[Exercise description] Print the entries verbatim, leaving out the images they contain.

::: Input :::

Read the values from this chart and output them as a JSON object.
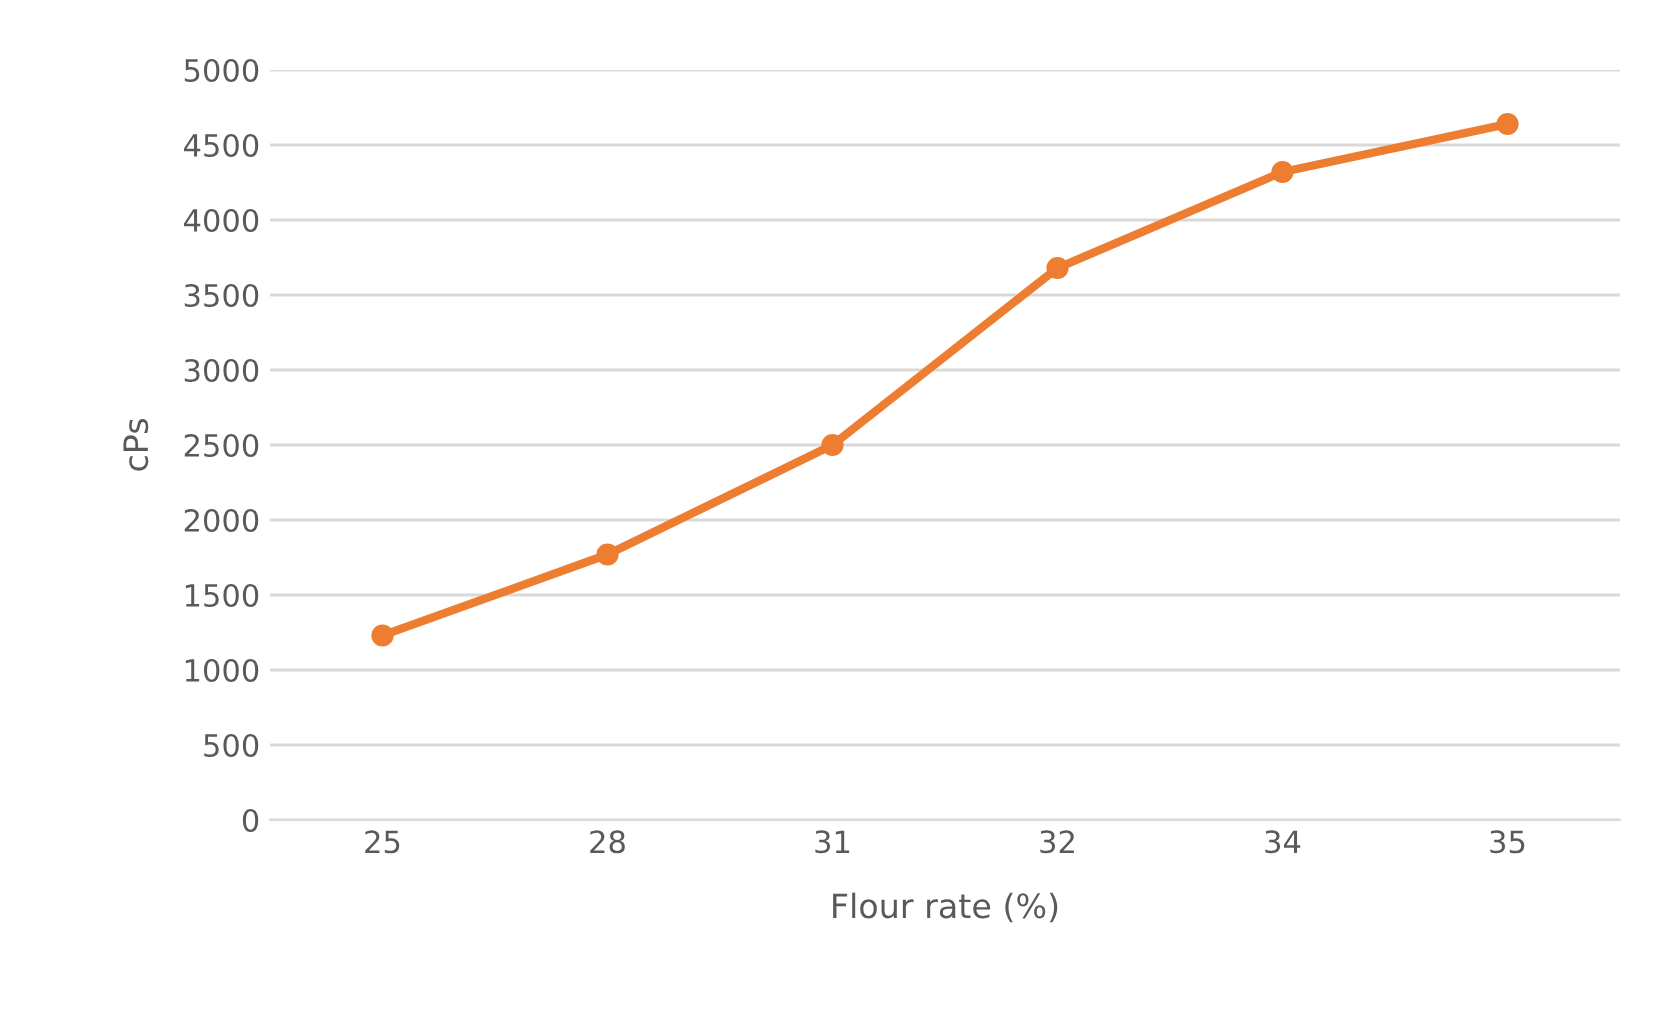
{
  "chart_data": {
    "type": "line",
    "xlabel": "Flour rate (%)",
    "ylabel": "cPs",
    "categories": [
      "25",
      "28",
      "31",
      "32",
      "34",
      "35"
    ],
    "series": [
      {
        "color": "#ed7d31",
        "values": [
          1230,
          1770,
          2500,
          3680,
          4320,
          4640
        ]
      }
    ],
    "ylim": [
      0,
      5000
    ],
    "yticks": [
      0,
      500,
      1000,
      1500,
      2000,
      2500,
      3000,
      3500,
      4000,
      4500,
      5000
    ],
    "grid": "y",
    "marker": "circle",
    "line_style": "solid"
  }
}
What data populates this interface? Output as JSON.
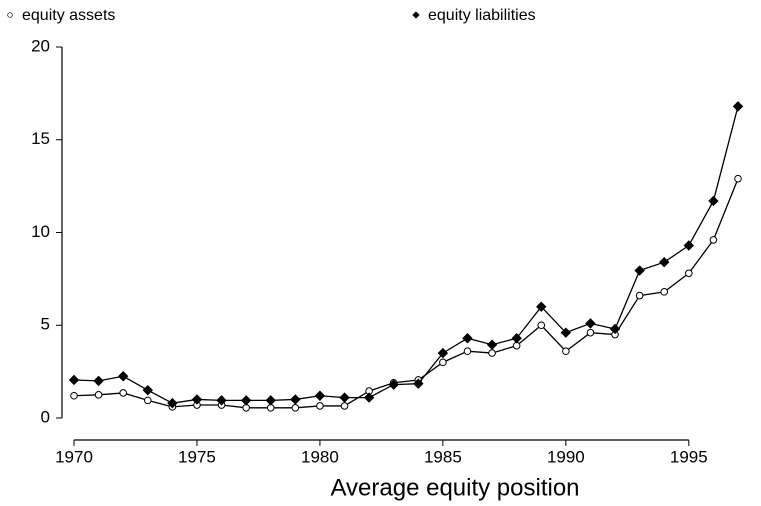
{
  "chart_data": {
    "type": "line",
    "xlabel": "Average equity position",
    "x": [
      1970,
      1971,
      1972,
      1973,
      1974,
      1975,
      1976,
      1977,
      1978,
      1979,
      1980,
      1981,
      1982,
      1983,
      1984,
      1985,
      1986,
      1987,
      1988,
      1989,
      1990,
      1991,
      1992,
      1993,
      1994,
      1995,
      1996,
      1997
    ],
    "series": [
      {
        "name": "equity assets",
        "color": "#000000",
        "marker": "circle",
        "values": [
          1.2,
          1.25,
          1.35,
          0.95,
          0.6,
          0.7,
          0.7,
          0.55,
          0.55,
          0.55,
          0.65,
          0.65,
          1.45,
          1.9,
          2.05,
          3.0,
          3.6,
          3.5,
          3.9,
          5.0,
          3.6,
          4.6,
          4.5,
          6.6,
          6.8,
          7.8,
          9.6,
          12.9
        ]
      },
      {
        "name": "equity liabilities",
        "color": "#000000",
        "marker": "diamond",
        "values": [
          2.05,
          2.0,
          2.25,
          1.5,
          0.8,
          1.0,
          0.95,
          0.95,
          0.95,
          1.0,
          1.2,
          1.1,
          1.1,
          1.8,
          1.85,
          3.5,
          4.3,
          3.95,
          4.3,
          6.0,
          4.6,
          5.1,
          4.8,
          7.95,
          8.4,
          9.3,
          11.7,
          16.8
        ]
      }
    ],
    "xlim": [
      1970,
      1997
    ],
    "xticks": [
      1970,
      1975,
      1980,
      1985,
      1990,
      1995
    ],
    "ylim": [
      0,
      20
    ],
    "yticks": [
      0,
      5,
      10,
      15,
      20
    ]
  }
}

:::

[Full output]
Read the values from this chart and output them as a JSON object.
{
  "chart_data": {
    "type": "line",
    "xlabel": "Flour rate (%)",
    "ylabel": "cPs",
    "categories": [
      "25",
      "28",
      "31",
      "32",
      "34",
      "35"
    ],
    "series": [
      {
        "color": "#ed7d31",
        "values": [
          1230,
          1770,
          2500,
          3680,
          4320,
          4640
        ]
      }
    ],
    "ylim": [
      0,
      5000
    ],
    "yticks": [
      0,
      500,
      1000,
      1500,
      2000,
      2500,
      3000,
      3500,
      4000,
      4500,
      5000
    ],
    "grid": "y",
    "marker": "circle",
    "line_style": "solid"
  }
}
What data populates this interface? Output as JSON.
{
  "chart_data": {
    "type": "line",
    "xlabel": "Average equity position",
    "x": [
      1970,
      1971,
      1972,
      1973,
      1974,
      1975,
      1976,
      1977,
      1978,
      1979,
      1980,
      1981,
      1982,
      1983,
      1984,
      1985,
      1986,
      1987,
      1988,
      1989,
      1990,
      1991,
      1992,
      1993,
      1994,
      1995,
      1996,
      1997
    ],
    "series": [
      {
        "name": "equity assets",
        "color": "#000000",
        "marker": "circle",
        "values": [
          1.2,
          1.25,
          1.35,
          0.95,
          0.6,
          0.7,
          0.7,
          0.55,
          0.55,
          0.55,
          0.65,
          0.65,
          1.45,
          1.9,
          2.05,
          3.0,
          3.6,
          3.5,
          3.9,
          5.0,
          3.6,
          4.6,
          4.5,
          6.6,
          6.8,
          7.8,
          9.6,
          12.9
        ]
      },
      {
        "name": "equity liabilities",
        "color": "#000000",
        "marker": "diamond",
        "values": [
          2.05,
          2.0,
          2.25,
          1.5,
          0.8,
          1.0,
          0.95,
          0.95,
          0.95,
          1.0,
          1.2,
          1.1,
          1.1,
          1.8,
          1.85,
          3.5,
          4.3,
          3.95,
          4.3,
          6.0,
          4.6,
          5.1,
          4.8,
          7.95,
          8.4,
          9.3,
          11.7,
          16.8
        ]
      }
    ],
    "xlim": [
      1970,
      1997
    ],
    "xticks": [
      1970,
      1975,
      1980,
      1985,
      1990,
      1995
    ],
    "ylim": [
      0,
      20
    ],
    "yticks": [
      0,
      5,
      10,
      15,
      20
    ]
  }
}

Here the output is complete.